#### INPUT
______

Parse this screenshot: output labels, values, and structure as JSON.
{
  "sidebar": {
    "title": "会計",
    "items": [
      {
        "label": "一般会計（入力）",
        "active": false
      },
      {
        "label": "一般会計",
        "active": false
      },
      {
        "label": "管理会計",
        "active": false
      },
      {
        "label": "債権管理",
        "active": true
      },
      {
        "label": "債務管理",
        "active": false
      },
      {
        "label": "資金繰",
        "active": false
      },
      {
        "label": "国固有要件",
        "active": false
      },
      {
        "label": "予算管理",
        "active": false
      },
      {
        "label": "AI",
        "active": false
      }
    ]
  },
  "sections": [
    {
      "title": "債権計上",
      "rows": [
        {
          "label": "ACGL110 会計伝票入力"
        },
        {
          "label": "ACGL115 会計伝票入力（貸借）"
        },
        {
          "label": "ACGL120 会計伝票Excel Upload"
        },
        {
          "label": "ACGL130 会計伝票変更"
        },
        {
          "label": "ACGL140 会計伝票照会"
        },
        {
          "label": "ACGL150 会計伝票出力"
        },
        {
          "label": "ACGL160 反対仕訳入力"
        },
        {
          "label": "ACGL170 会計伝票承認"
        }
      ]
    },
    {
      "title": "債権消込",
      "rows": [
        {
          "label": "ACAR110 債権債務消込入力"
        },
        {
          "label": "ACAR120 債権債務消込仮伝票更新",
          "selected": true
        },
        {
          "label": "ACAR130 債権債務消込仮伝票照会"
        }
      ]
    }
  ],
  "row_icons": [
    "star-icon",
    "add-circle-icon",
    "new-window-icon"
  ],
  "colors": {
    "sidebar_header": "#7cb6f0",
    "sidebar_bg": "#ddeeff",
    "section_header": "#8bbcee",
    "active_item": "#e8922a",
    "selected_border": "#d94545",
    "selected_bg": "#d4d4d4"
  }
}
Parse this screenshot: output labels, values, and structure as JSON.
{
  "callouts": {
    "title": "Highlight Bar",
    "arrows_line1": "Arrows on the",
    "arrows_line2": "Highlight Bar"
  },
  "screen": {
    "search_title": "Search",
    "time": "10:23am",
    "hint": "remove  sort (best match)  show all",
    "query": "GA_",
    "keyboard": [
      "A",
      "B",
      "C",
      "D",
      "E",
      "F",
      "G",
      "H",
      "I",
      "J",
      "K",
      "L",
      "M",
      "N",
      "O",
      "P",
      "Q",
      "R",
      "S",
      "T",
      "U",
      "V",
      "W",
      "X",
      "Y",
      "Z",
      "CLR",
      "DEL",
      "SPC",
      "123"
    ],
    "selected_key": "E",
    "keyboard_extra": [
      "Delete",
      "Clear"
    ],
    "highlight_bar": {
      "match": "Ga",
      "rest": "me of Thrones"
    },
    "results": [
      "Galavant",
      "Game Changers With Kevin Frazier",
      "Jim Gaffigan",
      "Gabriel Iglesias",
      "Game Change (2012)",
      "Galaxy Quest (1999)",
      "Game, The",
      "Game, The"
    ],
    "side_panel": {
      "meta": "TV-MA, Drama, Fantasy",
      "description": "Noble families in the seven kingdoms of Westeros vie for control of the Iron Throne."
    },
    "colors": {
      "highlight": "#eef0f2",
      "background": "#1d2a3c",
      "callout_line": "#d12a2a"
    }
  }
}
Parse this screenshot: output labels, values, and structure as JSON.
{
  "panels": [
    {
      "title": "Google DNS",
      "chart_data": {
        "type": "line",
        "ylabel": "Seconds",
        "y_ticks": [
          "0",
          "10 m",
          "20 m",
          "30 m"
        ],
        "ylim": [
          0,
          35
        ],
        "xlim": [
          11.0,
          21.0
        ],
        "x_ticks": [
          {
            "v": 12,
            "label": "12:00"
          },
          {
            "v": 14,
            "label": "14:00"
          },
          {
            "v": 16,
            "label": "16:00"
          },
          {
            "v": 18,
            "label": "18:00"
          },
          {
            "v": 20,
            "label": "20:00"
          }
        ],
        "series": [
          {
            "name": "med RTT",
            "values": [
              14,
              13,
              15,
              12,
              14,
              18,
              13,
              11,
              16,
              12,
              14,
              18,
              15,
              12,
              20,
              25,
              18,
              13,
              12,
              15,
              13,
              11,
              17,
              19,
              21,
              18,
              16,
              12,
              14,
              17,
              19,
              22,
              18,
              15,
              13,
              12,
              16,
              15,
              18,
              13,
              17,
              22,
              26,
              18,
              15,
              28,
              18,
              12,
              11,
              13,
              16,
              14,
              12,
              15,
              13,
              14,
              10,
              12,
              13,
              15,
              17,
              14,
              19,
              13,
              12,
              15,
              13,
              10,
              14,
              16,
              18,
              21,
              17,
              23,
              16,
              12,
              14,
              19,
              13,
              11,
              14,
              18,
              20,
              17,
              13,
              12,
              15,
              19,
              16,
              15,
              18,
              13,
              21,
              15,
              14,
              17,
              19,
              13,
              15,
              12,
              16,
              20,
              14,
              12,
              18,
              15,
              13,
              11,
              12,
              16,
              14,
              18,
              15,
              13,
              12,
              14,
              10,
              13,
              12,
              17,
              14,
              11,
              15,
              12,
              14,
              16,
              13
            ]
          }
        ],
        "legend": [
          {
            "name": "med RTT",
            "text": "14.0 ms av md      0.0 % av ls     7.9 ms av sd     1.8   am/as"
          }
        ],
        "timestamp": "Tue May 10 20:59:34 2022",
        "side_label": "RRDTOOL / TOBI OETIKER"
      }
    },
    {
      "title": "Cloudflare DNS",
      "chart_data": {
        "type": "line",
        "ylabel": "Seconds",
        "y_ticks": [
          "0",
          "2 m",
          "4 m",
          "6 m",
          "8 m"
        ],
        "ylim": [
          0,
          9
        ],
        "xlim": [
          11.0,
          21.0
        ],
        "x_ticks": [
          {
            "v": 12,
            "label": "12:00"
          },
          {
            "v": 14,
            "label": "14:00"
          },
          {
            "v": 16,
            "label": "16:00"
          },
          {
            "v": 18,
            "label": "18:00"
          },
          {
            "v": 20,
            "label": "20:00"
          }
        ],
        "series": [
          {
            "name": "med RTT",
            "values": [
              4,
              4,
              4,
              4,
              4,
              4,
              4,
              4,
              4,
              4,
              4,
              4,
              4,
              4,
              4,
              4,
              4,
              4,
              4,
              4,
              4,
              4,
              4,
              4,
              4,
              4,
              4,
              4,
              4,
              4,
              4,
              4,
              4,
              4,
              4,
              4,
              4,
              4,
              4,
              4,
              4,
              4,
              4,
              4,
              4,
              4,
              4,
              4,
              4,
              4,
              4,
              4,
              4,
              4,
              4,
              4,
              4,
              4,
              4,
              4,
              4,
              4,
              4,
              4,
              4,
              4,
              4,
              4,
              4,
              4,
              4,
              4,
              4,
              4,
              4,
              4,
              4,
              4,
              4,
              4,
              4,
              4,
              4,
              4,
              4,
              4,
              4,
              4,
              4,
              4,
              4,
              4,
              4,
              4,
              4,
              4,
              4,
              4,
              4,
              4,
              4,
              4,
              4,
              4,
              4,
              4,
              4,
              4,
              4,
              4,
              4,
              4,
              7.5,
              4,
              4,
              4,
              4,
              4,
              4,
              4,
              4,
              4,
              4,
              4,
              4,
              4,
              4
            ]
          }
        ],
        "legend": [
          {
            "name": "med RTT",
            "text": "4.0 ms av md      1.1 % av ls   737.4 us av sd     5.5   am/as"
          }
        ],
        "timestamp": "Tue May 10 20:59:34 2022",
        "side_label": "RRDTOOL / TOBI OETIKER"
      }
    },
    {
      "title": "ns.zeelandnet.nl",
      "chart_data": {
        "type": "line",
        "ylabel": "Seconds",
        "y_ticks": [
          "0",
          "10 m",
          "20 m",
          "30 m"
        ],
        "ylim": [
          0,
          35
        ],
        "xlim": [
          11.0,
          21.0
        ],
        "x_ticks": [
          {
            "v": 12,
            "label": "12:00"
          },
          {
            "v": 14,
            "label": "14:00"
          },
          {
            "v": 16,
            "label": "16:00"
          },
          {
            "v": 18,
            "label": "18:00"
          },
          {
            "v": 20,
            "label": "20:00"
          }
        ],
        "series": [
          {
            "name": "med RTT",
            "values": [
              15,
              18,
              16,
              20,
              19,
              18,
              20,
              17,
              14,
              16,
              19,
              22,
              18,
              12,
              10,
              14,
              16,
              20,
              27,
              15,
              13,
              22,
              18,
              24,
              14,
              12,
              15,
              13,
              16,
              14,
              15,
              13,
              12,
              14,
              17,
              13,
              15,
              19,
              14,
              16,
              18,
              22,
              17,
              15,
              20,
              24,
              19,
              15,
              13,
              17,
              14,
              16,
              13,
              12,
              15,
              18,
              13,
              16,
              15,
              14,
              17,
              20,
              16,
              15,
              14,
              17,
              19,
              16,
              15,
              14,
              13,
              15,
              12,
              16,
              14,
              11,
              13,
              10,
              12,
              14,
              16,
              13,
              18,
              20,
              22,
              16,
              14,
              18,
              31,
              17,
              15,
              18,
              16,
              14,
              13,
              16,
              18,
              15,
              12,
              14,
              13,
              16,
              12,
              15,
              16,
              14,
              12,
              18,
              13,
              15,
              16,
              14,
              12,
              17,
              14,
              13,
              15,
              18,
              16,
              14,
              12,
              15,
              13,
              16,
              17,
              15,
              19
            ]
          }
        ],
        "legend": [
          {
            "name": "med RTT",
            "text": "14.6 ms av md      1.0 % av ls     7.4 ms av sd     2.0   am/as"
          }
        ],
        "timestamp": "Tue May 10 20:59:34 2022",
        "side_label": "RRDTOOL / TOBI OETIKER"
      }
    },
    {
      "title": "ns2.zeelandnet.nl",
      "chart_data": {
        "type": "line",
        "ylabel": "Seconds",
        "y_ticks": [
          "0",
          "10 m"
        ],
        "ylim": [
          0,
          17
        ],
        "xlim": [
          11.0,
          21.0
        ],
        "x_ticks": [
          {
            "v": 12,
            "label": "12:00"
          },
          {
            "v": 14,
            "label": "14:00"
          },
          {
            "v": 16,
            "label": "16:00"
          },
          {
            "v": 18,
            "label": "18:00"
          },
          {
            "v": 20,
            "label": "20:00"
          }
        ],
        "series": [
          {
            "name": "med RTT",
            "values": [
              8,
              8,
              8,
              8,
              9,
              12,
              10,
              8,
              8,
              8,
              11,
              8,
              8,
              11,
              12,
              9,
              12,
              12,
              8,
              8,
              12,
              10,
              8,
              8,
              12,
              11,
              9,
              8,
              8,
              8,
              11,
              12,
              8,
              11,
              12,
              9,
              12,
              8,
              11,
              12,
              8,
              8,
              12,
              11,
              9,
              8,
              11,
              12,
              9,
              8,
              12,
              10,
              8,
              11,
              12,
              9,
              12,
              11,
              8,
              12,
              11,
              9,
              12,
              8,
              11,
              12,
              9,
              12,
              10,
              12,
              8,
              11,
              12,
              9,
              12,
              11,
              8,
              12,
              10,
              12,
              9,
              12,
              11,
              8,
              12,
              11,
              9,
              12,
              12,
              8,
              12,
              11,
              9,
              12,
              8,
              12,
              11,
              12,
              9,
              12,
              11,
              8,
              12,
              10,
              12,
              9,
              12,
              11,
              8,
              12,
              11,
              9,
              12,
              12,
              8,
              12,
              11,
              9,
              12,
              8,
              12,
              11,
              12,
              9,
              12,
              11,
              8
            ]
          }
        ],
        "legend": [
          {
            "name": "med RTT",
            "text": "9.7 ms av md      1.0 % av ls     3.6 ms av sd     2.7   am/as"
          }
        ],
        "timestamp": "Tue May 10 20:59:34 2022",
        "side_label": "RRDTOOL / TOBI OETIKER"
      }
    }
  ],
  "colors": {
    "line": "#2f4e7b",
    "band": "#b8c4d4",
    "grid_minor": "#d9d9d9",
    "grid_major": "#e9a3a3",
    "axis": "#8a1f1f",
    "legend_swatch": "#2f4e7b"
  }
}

______

#### TASK GOAL
Copy every line of the material in which the word "会計伝票入力" occurs.

#### REPLY
          "label": "ACGL110 会計伝票入力"
          "label": "ACGL115 会計伝票入力（貸借）"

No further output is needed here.